* **Task goal**
How many lines in this data contain the string "ylabel"? Reply with the number only.
*** Dataset extract
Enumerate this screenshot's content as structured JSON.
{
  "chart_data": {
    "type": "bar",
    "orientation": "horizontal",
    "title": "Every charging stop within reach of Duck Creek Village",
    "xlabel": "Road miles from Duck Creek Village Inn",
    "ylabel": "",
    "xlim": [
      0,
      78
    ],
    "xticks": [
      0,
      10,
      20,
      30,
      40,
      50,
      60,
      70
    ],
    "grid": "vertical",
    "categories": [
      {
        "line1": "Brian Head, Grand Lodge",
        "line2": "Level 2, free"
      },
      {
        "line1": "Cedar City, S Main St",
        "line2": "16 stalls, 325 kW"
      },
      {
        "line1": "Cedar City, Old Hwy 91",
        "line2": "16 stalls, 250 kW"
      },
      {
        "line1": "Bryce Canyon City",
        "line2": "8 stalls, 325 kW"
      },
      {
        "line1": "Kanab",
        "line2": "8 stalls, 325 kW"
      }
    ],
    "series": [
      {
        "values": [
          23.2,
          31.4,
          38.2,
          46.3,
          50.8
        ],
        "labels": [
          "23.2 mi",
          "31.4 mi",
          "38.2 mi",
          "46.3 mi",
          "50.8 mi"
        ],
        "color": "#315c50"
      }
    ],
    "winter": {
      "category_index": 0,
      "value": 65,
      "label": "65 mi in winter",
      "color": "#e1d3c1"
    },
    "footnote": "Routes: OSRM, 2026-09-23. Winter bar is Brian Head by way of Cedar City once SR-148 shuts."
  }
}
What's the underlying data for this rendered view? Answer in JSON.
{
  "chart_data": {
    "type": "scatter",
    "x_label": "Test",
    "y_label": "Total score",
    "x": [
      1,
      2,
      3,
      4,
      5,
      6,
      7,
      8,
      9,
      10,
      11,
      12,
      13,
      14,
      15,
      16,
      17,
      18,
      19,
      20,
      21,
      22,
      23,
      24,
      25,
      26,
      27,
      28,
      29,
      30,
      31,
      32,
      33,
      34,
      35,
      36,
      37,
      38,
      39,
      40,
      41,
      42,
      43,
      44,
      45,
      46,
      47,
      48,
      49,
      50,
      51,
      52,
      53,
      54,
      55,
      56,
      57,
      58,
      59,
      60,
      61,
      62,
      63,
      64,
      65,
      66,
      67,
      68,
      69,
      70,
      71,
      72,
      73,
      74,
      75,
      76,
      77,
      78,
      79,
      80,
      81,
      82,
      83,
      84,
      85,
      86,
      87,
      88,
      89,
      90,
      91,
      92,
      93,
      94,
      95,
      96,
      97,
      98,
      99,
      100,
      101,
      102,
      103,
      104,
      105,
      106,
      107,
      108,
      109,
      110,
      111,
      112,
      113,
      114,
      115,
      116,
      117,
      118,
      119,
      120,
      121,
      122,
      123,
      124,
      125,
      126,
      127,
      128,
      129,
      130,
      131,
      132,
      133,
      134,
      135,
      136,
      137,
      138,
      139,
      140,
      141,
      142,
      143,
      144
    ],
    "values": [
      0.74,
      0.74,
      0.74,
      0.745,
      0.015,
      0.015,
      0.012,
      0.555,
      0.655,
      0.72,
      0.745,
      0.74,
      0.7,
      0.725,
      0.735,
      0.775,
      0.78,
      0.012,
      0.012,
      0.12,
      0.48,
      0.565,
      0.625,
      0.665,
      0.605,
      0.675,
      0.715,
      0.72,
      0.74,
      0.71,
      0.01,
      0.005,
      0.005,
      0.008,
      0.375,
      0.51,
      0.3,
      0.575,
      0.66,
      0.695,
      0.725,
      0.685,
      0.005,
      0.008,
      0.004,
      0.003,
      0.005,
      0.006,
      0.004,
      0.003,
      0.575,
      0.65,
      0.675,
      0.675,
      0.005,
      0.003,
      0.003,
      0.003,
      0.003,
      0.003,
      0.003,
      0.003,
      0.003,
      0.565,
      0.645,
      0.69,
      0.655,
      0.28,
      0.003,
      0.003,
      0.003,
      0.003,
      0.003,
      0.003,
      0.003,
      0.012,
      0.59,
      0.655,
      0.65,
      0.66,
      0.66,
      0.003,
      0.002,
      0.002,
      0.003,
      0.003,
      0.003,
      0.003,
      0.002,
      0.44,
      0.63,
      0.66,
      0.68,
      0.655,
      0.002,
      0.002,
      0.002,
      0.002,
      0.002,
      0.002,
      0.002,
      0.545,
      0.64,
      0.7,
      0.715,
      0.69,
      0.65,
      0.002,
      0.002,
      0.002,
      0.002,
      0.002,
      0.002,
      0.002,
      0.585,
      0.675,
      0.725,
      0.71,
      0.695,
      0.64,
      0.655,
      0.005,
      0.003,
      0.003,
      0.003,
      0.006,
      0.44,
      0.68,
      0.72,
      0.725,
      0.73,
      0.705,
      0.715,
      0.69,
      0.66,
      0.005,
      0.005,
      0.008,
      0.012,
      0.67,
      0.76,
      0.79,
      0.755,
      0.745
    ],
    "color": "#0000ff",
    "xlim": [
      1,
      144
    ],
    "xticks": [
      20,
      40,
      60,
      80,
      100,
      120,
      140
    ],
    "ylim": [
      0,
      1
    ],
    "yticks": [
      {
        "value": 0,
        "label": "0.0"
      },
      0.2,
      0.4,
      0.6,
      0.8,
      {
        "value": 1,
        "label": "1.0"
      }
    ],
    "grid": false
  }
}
******
*** Dataset extract
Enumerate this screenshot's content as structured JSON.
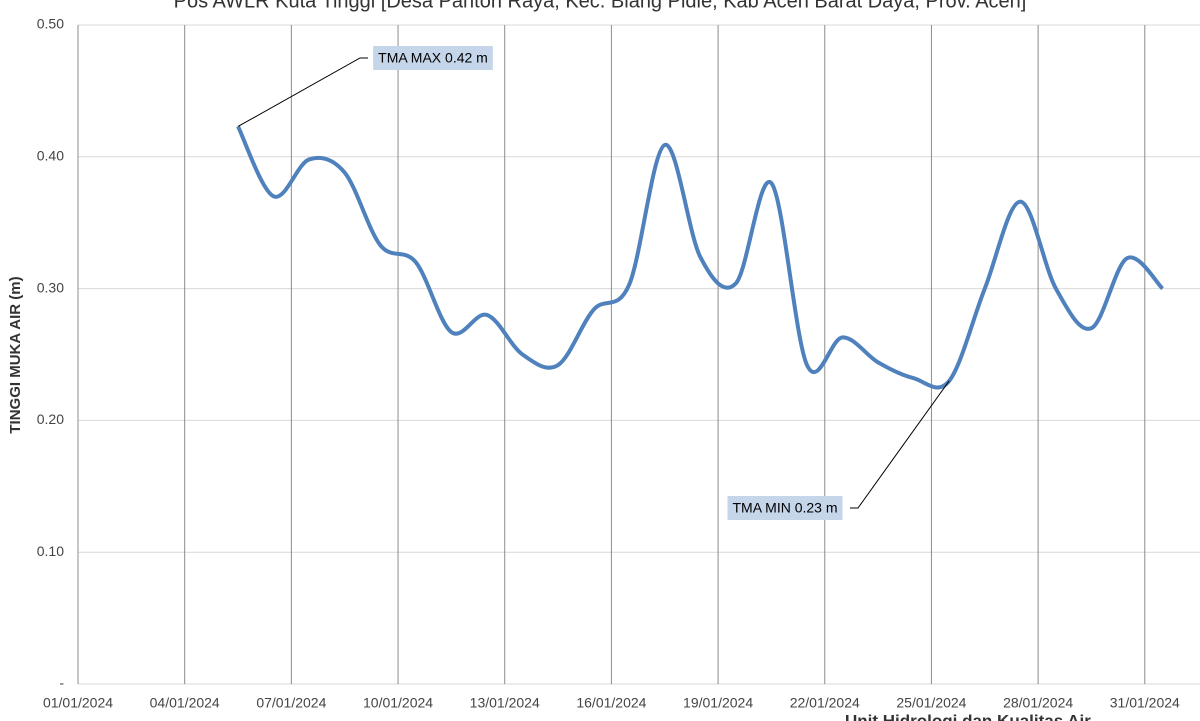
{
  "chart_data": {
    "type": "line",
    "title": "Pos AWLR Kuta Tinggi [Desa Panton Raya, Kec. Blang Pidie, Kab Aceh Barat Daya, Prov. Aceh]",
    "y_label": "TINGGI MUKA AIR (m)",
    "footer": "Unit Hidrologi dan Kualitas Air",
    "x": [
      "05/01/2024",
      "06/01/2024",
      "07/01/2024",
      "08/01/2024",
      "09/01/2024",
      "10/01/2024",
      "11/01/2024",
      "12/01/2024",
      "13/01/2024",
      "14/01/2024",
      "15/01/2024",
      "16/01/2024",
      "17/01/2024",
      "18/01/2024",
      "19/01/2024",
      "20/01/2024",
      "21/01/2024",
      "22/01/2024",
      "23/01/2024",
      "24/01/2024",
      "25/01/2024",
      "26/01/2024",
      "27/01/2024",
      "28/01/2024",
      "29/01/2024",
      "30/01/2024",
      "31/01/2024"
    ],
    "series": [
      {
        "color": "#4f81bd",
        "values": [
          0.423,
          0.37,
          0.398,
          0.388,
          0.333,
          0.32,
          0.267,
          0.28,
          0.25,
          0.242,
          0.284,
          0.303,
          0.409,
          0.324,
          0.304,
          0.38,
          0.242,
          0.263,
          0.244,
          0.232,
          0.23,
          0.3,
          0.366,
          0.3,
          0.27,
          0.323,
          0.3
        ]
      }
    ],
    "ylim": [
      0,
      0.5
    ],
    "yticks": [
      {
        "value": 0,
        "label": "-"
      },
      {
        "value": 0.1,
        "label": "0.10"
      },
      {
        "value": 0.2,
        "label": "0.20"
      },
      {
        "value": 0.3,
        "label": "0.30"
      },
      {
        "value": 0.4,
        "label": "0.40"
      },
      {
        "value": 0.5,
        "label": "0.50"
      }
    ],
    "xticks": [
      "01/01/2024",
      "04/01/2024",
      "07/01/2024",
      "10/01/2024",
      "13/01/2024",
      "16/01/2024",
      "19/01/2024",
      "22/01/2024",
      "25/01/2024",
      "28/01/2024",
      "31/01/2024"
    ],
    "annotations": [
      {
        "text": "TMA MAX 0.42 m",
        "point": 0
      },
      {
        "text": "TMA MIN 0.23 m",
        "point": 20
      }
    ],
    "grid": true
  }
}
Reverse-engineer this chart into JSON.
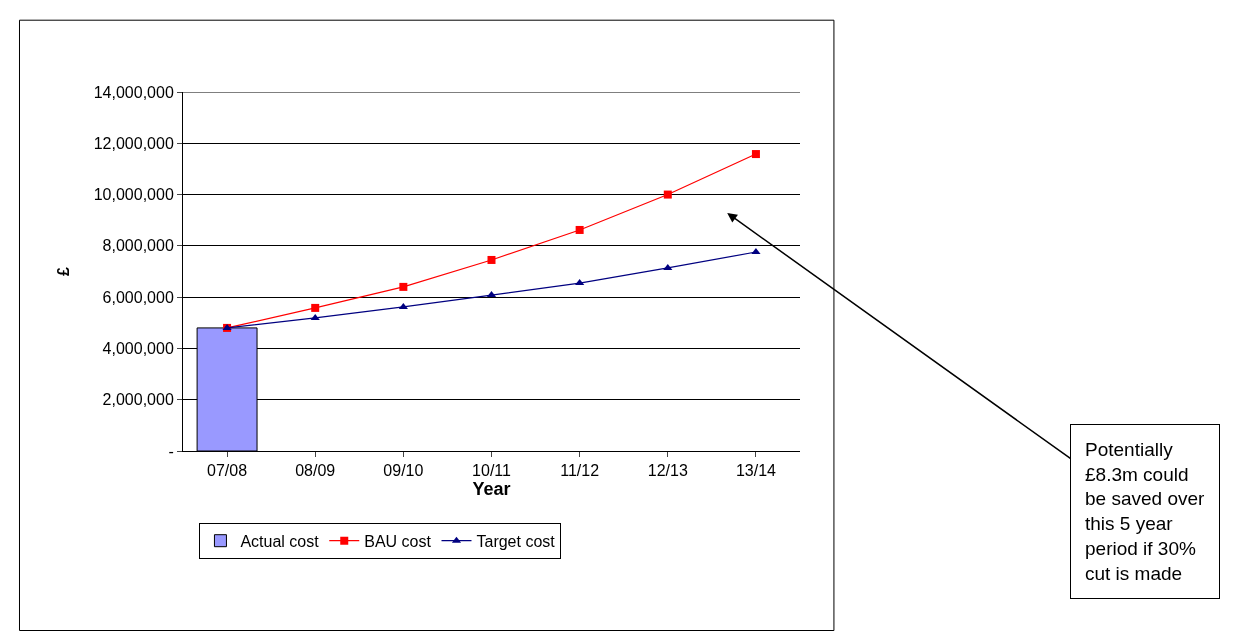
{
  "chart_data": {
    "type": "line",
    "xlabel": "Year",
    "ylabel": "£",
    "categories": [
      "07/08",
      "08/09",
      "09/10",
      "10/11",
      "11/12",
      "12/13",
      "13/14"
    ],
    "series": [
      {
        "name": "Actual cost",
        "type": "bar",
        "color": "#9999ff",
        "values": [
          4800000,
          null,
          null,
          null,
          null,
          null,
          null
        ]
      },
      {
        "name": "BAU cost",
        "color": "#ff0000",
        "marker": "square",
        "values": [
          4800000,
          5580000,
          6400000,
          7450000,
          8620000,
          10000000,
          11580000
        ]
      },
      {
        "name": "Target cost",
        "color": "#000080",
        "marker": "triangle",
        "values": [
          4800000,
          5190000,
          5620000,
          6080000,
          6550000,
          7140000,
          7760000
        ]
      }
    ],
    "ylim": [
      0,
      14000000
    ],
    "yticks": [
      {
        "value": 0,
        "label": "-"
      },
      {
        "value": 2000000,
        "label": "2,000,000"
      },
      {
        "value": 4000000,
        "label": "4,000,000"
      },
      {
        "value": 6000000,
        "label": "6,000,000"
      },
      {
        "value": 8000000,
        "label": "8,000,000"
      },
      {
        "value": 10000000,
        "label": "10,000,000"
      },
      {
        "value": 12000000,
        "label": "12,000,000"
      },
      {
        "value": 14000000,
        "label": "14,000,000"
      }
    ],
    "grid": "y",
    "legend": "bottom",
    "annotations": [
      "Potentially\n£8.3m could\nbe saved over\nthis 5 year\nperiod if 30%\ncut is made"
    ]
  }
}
******
*** Dataset extract
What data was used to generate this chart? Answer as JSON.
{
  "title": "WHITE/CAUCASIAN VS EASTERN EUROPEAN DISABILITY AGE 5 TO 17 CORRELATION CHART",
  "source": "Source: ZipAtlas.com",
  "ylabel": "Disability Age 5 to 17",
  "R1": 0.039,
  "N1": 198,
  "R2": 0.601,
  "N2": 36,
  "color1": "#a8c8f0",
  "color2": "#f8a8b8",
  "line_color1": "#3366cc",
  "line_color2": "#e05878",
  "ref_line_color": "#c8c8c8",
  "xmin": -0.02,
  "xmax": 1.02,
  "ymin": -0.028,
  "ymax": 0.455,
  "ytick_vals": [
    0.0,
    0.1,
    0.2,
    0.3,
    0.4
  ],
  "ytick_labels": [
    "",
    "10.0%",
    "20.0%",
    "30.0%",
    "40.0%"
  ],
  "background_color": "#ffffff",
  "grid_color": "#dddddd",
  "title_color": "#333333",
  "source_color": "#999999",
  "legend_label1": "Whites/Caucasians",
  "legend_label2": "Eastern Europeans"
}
******
* **Solution to this problem**
3